Dataset excerpts
· · ·

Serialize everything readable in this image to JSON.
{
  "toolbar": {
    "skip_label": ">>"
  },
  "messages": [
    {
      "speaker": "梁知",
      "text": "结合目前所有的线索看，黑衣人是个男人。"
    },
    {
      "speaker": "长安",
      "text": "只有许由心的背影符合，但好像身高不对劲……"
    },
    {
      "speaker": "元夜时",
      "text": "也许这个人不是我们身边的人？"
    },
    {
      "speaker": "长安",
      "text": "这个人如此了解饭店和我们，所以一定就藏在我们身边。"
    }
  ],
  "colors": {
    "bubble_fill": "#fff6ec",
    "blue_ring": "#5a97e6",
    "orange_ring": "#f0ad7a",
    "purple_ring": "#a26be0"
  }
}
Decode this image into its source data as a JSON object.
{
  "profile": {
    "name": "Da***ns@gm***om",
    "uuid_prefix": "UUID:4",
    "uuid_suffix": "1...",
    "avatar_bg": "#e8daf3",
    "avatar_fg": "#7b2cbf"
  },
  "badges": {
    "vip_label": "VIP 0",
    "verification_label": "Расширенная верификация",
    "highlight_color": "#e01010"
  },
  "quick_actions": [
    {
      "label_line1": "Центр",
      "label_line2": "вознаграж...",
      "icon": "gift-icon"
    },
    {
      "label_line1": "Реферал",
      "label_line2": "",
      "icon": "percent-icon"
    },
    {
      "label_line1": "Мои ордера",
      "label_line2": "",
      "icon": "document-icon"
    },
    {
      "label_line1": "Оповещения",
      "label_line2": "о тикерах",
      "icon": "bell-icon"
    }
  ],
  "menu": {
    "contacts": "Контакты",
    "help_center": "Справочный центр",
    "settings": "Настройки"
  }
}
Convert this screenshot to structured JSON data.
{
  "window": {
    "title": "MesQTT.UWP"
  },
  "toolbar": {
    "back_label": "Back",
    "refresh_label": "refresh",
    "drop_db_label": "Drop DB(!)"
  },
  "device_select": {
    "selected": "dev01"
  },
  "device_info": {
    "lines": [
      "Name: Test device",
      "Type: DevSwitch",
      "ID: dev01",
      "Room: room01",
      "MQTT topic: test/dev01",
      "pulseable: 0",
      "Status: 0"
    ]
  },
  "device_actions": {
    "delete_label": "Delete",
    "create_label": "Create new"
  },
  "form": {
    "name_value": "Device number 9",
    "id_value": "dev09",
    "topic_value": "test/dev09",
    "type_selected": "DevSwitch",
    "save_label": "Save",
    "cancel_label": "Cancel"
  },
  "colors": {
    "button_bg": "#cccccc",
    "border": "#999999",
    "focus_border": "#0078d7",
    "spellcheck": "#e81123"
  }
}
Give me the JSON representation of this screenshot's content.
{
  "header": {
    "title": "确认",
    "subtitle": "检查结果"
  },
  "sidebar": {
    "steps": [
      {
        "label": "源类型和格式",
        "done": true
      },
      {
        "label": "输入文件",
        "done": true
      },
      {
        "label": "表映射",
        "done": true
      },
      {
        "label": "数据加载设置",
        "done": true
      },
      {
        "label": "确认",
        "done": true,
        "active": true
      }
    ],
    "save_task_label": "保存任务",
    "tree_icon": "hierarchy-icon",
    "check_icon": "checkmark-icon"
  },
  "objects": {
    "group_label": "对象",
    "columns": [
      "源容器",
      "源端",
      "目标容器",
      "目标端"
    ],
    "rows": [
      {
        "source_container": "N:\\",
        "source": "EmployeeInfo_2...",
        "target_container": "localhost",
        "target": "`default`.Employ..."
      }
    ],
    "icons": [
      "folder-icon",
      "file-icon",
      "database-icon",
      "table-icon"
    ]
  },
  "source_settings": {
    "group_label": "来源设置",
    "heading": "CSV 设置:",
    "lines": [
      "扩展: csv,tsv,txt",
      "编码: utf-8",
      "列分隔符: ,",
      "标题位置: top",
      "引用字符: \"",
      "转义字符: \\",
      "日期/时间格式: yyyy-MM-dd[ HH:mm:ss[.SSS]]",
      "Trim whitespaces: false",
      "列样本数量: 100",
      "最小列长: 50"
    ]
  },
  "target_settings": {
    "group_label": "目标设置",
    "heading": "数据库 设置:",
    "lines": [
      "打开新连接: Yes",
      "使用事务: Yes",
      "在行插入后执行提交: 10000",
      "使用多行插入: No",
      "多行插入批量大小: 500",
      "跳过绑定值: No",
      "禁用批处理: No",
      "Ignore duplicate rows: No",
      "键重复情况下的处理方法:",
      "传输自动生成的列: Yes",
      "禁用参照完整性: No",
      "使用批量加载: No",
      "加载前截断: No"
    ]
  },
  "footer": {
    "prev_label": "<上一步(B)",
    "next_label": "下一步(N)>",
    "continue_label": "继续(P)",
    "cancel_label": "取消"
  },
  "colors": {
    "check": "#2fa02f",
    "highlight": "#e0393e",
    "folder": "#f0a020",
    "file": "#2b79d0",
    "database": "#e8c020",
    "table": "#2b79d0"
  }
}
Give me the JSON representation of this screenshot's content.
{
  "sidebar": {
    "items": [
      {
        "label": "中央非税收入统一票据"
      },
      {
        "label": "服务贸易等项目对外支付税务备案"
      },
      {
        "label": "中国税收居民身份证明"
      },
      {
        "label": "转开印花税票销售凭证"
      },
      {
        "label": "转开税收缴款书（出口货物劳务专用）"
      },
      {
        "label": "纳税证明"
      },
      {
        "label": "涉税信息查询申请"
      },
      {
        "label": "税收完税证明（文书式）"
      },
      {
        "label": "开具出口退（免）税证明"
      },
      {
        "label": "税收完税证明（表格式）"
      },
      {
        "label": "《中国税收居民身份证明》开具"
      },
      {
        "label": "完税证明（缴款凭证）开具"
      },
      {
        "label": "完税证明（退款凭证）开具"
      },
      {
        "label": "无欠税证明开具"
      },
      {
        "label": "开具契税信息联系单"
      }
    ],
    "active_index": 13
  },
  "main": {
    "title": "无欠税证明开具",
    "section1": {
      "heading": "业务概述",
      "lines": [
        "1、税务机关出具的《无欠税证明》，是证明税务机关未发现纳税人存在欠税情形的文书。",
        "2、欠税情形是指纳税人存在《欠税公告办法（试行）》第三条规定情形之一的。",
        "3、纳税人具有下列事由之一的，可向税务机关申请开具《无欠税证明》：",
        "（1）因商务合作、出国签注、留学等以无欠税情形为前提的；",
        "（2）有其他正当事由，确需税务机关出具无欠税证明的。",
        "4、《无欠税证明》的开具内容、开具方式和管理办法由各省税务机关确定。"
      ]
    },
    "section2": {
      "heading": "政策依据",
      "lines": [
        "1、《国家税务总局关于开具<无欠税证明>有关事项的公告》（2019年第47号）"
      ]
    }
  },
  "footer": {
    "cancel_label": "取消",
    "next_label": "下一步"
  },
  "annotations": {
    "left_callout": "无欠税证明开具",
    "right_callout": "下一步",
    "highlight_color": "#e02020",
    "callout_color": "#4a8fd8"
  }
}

· · ·

_OBJECTIVE:_
Spot every line that holds "text" and copy it.

_FINISHED TASK:_
      "text": "结合目前所有的线索看，黑衣人是个男人。"
      "text": "只有许由心的背影符合，但好像身高不对劲……"
      "text": "也许这个人不是我们身边的人？"
      "text": "这个人如此了解饭店和我们，所以一定就藏在我们身边。"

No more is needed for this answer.